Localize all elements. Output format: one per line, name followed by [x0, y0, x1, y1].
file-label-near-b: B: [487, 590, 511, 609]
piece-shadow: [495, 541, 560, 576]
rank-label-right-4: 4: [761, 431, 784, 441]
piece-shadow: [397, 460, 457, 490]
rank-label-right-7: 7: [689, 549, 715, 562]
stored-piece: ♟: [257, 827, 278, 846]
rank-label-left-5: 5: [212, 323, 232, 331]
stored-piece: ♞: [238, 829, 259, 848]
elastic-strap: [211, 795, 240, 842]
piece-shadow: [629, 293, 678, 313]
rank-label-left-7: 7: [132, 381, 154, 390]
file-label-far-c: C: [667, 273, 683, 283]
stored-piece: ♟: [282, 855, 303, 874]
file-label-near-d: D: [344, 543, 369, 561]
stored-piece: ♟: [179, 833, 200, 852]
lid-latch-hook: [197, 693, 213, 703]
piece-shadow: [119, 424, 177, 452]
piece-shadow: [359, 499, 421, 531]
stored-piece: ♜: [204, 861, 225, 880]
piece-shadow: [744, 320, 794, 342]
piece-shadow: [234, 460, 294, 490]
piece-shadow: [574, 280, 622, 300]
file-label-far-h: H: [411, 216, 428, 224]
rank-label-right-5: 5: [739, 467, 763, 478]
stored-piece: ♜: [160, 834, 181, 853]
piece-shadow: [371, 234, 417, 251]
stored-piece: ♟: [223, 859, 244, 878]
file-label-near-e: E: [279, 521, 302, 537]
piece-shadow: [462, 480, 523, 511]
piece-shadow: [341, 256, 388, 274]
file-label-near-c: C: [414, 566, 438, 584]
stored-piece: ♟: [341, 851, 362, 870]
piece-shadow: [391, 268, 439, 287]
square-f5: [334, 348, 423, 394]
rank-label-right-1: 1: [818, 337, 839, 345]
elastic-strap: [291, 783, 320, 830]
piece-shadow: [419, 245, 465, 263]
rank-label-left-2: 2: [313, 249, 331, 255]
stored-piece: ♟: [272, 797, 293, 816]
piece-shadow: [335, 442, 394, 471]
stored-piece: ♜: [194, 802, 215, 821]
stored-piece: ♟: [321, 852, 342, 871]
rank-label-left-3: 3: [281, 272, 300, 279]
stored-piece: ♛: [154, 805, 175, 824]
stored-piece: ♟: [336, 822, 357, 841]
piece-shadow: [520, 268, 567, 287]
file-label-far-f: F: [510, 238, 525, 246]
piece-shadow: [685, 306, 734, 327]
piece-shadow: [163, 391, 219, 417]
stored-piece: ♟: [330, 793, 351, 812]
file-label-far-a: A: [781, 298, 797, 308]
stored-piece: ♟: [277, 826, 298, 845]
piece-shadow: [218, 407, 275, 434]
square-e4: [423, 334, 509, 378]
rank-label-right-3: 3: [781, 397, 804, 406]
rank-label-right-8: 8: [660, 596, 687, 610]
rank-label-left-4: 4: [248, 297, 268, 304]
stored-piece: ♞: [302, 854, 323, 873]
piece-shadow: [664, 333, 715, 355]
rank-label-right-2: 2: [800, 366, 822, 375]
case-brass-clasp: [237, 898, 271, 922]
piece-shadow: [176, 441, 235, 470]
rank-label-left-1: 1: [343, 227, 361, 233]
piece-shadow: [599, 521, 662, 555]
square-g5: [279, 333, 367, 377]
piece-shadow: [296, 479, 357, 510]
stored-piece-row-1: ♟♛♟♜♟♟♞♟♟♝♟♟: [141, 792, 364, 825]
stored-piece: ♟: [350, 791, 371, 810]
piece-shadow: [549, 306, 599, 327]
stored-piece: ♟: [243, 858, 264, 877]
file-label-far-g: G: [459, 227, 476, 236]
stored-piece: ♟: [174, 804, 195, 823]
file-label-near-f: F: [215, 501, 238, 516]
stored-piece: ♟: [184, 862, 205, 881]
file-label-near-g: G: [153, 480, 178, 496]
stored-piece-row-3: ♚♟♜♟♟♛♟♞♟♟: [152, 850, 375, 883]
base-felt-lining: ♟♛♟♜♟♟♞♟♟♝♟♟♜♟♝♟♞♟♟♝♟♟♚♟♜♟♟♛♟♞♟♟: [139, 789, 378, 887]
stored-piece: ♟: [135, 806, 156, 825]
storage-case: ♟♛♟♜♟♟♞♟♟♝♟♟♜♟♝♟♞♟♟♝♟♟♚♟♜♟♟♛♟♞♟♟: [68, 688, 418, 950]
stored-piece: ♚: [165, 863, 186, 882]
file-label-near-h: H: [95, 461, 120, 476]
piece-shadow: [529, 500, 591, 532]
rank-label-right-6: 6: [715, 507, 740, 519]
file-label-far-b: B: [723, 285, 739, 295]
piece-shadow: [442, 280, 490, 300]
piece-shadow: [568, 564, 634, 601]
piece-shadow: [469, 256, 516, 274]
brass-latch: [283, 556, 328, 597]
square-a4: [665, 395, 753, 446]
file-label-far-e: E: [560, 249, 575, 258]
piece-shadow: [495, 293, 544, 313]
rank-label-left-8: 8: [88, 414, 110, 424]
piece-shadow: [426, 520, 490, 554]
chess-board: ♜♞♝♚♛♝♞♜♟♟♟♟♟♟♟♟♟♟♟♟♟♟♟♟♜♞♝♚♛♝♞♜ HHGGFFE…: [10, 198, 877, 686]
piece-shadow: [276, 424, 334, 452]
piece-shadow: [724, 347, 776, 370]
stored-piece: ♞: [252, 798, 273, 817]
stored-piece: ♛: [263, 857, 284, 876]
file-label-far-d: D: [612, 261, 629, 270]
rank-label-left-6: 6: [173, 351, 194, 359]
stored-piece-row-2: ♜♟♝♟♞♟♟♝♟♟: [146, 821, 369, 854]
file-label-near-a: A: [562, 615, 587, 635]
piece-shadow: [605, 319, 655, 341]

····················

> [AIM OF THE EXERCISE]: Reproduce every line of the entries above word for word, in the same order.

> [RESULT BELOW]:
Localize all elements. Output format: one per line, name followed by [x0, y0, x1, y1].
file-label-near-b: B: [487, 590, 511, 609]
piece-shadow: [495, 541, 560, 576]
rank-label-right-4: 4: [761, 431, 784, 441]
piece-shadow: [397, 460, 457, 490]
rank-label-right-7: 7: [689, 549, 715, 562]
stored-piece: ♟: [257, 827, 278, 846]
rank-label-left-5: 5: [212, 323, 232, 331]
stored-piece: ♞: [238, 829, 259, 848]
elastic-strap: [211, 795, 240, 842]
piece-shadow: [629, 293, 678, 313]
rank-label-left-7: 7: [132, 381, 154, 390]
file-label-far-c: C: [667, 273, 683, 283]
stored-piece: ♟: [282, 855, 303, 874]
file-label-near-d: D: [344, 543, 369, 561]
stored-piece: ♟: [179, 833, 200, 852]
lid-latch-hook: [197, 693, 213, 703]
piece-shadow: [119, 424, 177, 452]
piece-shadow: [359, 499, 421, 531]
stored-piece: ♜: [204, 861, 225, 880]
piece-shadow: [744, 320, 794, 342]
piece-shadow: [234, 460, 294, 490]
piece-shadow: [574, 280, 622, 300]
file-label-far-h: H: [411, 216, 428, 224]
rank-label-right-5: 5: [739, 467, 763, 478]
stored-piece: ♜: [160, 834, 181, 853]
piece-shadow: [371, 234, 417, 251]
stored-piece: ♟: [223, 859, 244, 878]
file-label-near-e: E: [279, 521, 302, 537]
piece-shadow: [462, 480, 523, 511]
piece-shadow: [341, 256, 388, 274]
file-label-near-c: C: [414, 566, 438, 584]
stored-piece: ♟: [341, 851, 362, 870]
piece-shadow: [391, 268, 439, 287]
square-f5: [334, 348, 423, 394]
rank-label-right-1: 1: [818, 337, 839, 345]
elastic-strap: [291, 783, 320, 830]
piece-shadow: [419, 245, 465, 263]
rank-label-left-2: 2: [313, 249, 331, 255]
stored-piece: ♟: [272, 797, 293, 816]
piece-shadow: [335, 442, 394, 471]
stored-piece: ♜: [194, 802, 215, 821]
stored-piece: ♟: [321, 852, 342, 871]
rank-label-left-3: 3: [281, 272, 300, 279]
stored-piece: ♛: [154, 805, 175, 824]
stored-piece: ♟: [336, 822, 357, 841]
piece-shadow: [520, 268, 567, 287]
file-label-far-f: F: [510, 238, 525, 246]
piece-shadow: [685, 306, 734, 327]
piece-shadow: [163, 391, 219, 417]
stored-piece: ♟: [330, 793, 351, 812]
file-label-far-a: A: [781, 298, 797, 308]
stored-piece: ♟: [277, 826, 298, 845]
piece-shadow: [218, 407, 275, 434]
square-e4: [423, 334, 509, 378]
rank-label-right-3: 3: [781, 397, 804, 406]
rank-label-right-8: 8: [660, 596, 687, 610]
rank-label-left-4: 4: [248, 297, 268, 304]
stored-piece: ♞: [302, 854, 323, 873]
piece-shadow: [664, 333, 715, 355]
rank-label-right-2: 2: [800, 366, 822, 375]
case-brass-clasp: [237, 898, 271, 922]
piece-shadow: [176, 441, 235, 470]
rank-label-left-1: 1: [343, 227, 361, 233]
piece-shadow: [599, 521, 662, 555]
square-g5: [279, 333, 367, 377]
piece-shadow: [296, 479, 357, 510]
stored-piece-row-1: ♟♛♟♜♟♟♞♟♟♝♟♟: [141, 792, 364, 825]
stored-piece: ♟: [350, 791, 371, 810]
piece-shadow: [549, 306, 599, 327]
stored-piece: ♟: [243, 858, 264, 877]
file-label-far-g: G: [459, 227, 476, 236]
stored-piece: ♟: [174, 804, 195, 823]
file-label-near-f: F: [215, 501, 238, 516]
stored-piece: ♟: [184, 862, 205, 881]
file-label-near-g: G: [153, 480, 178, 496]
stored-piece-row-3: ♚♟♜♟♟♛♟♞♟♟: [152, 850, 375, 883]
base-felt-lining: ♟♛♟♜♟♟♞♟♟♝♟♟♜♟♝♟♞♟♟♝♟♟♚♟♜♟♟♛♟♞♟♟: [139, 789, 378, 887]
stored-piece: ♟: [135, 806, 156, 825]
storage-case: ♟♛♟♜♟♟♞♟♟♝♟♟♜♟♝♟♞♟♟♝♟♟♚♟♜♟♟♛♟♞♟♟: [68, 688, 418, 950]
stored-piece: ♚: [165, 863, 186, 882]
file-label-near-h: H: [95, 461, 120, 476]
piece-shadow: [529, 500, 591, 532]
rank-label-right-6: 6: [715, 507, 740, 519]
file-label-far-b: B: [723, 285, 739, 295]
piece-shadow: [442, 280, 490, 300]
piece-shadow: [568, 564, 634, 601]
piece-shadow: [469, 256, 516, 274]
brass-latch: [283, 556, 328, 597]
square-a4: [665, 395, 753, 446]
file-label-far-e: E: [560, 249, 575, 258]
piece-shadow: [495, 293, 544, 313]
rank-label-left-8: 8: [88, 414, 110, 424]
piece-shadow: [426, 520, 490, 554]
chess-board: ♜♞♝♚♛♝♞♜♟♟♟♟♟♟♟♟♟♟♟♟♟♟♟♟♜♞♝♚♛♝♞♜ HHGGFFE…: [10, 198, 877, 686]
piece-shadow: [276, 424, 334, 452]
piece-shadow: [724, 347, 776, 370]
stored-piece: ♞: [252, 798, 273, 817]
stored-piece: ♛: [263, 857, 284, 876]
file-label-far-d: D: [612, 261, 629, 270]
rank-label-left-6: 6: [173, 351, 194, 359]
stored-piece-row-2: ♜♟♝♟♞♟♟♝♟♟: [146, 821, 369, 854]
file-label-near-a: A: [562, 615, 587, 635]
piece-shadow: [605, 319, 655, 341]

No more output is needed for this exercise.